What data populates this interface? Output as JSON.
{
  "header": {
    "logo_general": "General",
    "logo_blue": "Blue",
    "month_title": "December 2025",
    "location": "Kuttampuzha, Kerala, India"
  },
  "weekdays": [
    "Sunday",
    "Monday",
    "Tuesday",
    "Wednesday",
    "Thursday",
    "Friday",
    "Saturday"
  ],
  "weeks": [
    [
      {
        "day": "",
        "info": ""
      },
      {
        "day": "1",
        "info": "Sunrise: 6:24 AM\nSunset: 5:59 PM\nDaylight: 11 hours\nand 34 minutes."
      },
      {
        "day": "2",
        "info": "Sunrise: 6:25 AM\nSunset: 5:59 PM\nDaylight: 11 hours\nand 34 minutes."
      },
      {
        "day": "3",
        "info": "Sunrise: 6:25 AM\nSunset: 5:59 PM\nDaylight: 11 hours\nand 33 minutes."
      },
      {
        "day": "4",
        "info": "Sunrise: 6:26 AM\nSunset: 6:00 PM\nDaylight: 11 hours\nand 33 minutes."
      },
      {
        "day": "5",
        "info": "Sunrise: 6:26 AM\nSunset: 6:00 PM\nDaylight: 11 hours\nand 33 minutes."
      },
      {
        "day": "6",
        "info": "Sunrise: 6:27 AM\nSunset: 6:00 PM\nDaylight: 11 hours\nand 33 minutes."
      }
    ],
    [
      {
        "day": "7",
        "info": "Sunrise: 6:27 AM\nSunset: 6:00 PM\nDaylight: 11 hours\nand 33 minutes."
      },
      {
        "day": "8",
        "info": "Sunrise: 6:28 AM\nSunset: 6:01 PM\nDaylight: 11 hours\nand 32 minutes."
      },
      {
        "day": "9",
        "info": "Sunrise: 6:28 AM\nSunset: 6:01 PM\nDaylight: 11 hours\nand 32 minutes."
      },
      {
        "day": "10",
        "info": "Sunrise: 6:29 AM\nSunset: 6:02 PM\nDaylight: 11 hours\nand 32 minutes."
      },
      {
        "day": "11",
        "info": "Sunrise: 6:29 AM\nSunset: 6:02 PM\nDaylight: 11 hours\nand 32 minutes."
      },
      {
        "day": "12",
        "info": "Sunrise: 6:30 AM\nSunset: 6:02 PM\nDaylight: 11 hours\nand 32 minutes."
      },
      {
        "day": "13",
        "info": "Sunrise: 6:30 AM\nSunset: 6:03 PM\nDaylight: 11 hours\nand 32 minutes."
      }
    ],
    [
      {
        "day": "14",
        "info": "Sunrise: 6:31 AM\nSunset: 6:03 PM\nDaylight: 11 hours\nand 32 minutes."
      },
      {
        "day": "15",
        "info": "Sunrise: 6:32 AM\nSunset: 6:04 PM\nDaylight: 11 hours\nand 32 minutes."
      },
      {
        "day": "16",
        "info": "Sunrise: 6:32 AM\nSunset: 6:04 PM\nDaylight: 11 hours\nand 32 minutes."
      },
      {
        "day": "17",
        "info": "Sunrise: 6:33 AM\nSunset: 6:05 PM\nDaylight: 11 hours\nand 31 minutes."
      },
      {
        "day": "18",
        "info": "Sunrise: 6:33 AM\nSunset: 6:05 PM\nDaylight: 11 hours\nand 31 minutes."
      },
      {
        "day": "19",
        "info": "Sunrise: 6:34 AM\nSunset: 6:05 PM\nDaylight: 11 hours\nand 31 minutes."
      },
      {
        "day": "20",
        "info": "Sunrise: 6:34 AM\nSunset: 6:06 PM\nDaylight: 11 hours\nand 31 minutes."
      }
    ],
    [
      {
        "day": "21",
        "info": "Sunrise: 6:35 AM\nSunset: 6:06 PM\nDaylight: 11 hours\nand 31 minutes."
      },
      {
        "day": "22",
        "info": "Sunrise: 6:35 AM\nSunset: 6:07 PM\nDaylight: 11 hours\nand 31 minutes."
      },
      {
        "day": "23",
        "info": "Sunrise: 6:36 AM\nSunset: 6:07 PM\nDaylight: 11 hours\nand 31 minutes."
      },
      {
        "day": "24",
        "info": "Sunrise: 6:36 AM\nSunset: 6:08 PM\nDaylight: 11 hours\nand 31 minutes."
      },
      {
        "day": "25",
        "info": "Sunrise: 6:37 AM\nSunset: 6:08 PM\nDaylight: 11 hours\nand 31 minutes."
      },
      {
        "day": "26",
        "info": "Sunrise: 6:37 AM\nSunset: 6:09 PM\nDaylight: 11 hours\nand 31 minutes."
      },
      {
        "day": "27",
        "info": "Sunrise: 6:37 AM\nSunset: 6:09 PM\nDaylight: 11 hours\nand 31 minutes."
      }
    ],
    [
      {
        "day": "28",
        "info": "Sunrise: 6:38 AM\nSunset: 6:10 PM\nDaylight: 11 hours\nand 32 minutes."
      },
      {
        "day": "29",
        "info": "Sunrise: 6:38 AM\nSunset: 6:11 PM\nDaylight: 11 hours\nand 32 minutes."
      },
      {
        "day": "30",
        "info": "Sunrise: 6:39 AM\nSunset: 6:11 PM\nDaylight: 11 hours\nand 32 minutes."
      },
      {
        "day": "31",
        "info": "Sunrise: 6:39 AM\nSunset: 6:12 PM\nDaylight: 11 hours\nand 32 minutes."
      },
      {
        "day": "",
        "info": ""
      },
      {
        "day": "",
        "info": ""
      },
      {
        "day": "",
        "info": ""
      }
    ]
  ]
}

* * *

Given request: Each line above is to be repeated exactly.

Response to this exercise:
What data populates this interface? Output as JSON.
{
  "header": {
    "logo_general": "General",
    "logo_blue": "Blue",
    "month_title": "December 2025",
    "location": "Kuttampuzha, Kerala, India"
  },
  "weekdays": [
    "Sunday",
    "Monday",
    "Tuesday",
    "Wednesday",
    "Thursday",
    "Friday",
    "Saturday"
  ],
  "weeks": [
    [
      {
        "day": "",
        "info": ""
      },
      {
        "day": "1",
        "info": "Sunrise: 6:24 AM\nSunset: 5:59 PM\nDaylight: 11 hours\nand 34 minutes."
      },
      {
        "day": "2",
        "info": "Sunrise: 6:25 AM\nSunset: 5:59 PM\nDaylight: 11 hours\nand 34 minutes."
      },
      {
        "day": "3",
        "info": "Sunrise: 6:25 AM\nSunset: 5:59 PM\nDaylight: 11 hours\nand 33 minutes."
      },
      {
        "day": "4",
        "info": "Sunrise: 6:26 AM\nSunset: 6:00 PM\nDaylight: 11 hours\nand 33 minutes."
      },
      {
        "day": "5",
        "info": "Sunrise: 6:26 AM\nSunset: 6:00 PM\nDaylight: 11 hours\nand 33 minutes."
      },
      {
        "day": "6",
        "info": "Sunrise: 6:27 AM\nSunset: 6:00 PM\nDaylight: 11 hours\nand 33 minutes."
      }
    ],
    [
      {
        "day": "7",
        "info": "Sunrise: 6:27 AM\nSunset: 6:00 PM\nDaylight: 11 hours\nand 33 minutes."
      },
      {
        "day": "8",
        "info": "Sunrise: 6:28 AM\nSunset: 6:01 PM\nDaylight: 11 hours\nand 32 minutes."
      },
      {
        "day": "9",
        "info": "Sunrise: 6:28 AM\nSunset: 6:01 PM\nDaylight: 11 hours\nand 32 minutes."
      },
      {
        "day": "10",
        "info": "Sunrise: 6:29 AM\nSunset: 6:02 PM\nDaylight: 11 hours\nand 32 minutes."
      },
      {
        "day": "11",
        "info": "Sunrise: 6:29 AM\nSunset: 6:02 PM\nDaylight: 11 hours\nand 32 minutes."
      },
      {
        "day": "12",
        "info": "Sunrise: 6:30 AM\nSunset: 6:02 PM\nDaylight: 11 hours\nand 32 minutes."
      },
      {
        "day": "13",
        "info": "Sunrise: 6:30 AM\nSunset: 6:03 PM\nDaylight: 11 hours\nand 32 minutes."
      }
    ],
    [
      {
        "day": "14",
        "info": "Sunrise: 6:31 AM\nSunset: 6:03 PM\nDaylight: 11 hours\nand 32 minutes."
      },
      {
        "day": "15",
        "info": "Sunrise: 6:32 AM\nSunset: 6:04 PM\nDaylight: 11 hours\nand 32 minutes."
      },
      {
        "day": "16",
        "info": "Sunrise: 6:32 AM\nSunset: 6:04 PM\nDaylight: 11 hours\nand 32 minutes."
      },
      {
        "day": "17",
        "info": "Sunrise: 6:33 AM\nSunset: 6:05 PM\nDaylight: 11 hours\nand 31 minutes."
      },
      {
        "day": "18",
        "info": "Sunrise: 6:33 AM\nSunset: 6:05 PM\nDaylight: 11 hours\nand 31 minutes."
      },
      {
        "day": "19",
        "info": "Sunrise: 6:34 AM\nSunset: 6:05 PM\nDaylight: 11 hours\nand 31 minutes."
      },
      {
        "day": "20",
        "info": "Sunrise: 6:34 AM\nSunset: 6:06 PM\nDaylight: 11 hours\nand 31 minutes."
      }
    ],
    [
      {
        "day": "21",
        "info": "Sunrise: 6:35 AM\nSunset: 6:06 PM\nDaylight: 11 hours\nand 31 minutes."
      },
      {
        "day": "22",
        "info": "Sunrise: 6:35 AM\nSunset: 6:07 PM\nDaylight: 11 hours\nand 31 minutes."
      },
      {
        "day": "23",
        "info": "Sunrise: 6:36 AM\nSunset: 6:07 PM\nDaylight: 11 hours\nand 31 minutes."
      },
      {
        "day": "24",
        "info": "Sunrise: 6:36 AM\nSunset: 6:08 PM\nDaylight: 11 hours\nand 31 minutes."
      },
      {
        "day": "25",
        "info": "Sunrise: 6:37 AM\nSunset: 6:08 PM\nDaylight: 11 hours\nand 31 minutes."
      },
      {
        "day": "26",
        "info": "Sunrise: 6:37 AM\nSunset: 6:09 PM\nDaylight: 11 hours\nand 31 minutes."
      },
      {
        "day": "27",
        "info": "Sunrise: 6:37 AM\nSunset: 6:09 PM\nDaylight: 11 hours\nand 31 minutes."
      }
    ],
    [
      {
        "day": "28",
        "info": "Sunrise: 6:38 AM\nSunset: 6:10 PM\nDaylight: 11 hours\nand 32 minutes."
      },
      {
        "day": "29",
        "info": "Sunrise: 6:38 AM\nSunset: 6:11 PM\nDaylight: 11 hours\nand 32 minutes."
      },
      {
        "day": "30",
        "info": "Sunrise: 6:39 AM\nSunset: 6:11 PM\nDaylight: 11 hours\nand 32 minutes."
      },
      {
        "day": "31",
        "info": "Sunrise: 6:39 AM\nSunset: 6:12 PM\nDaylight: 11 hours\nand 32 minutes."
      },
      {
        "day": "",
        "info": ""
      },
      {
        "day": "",
        "info": ""
      },
      {
        "day": "",
        "info": ""
      }
    ]
  ]
}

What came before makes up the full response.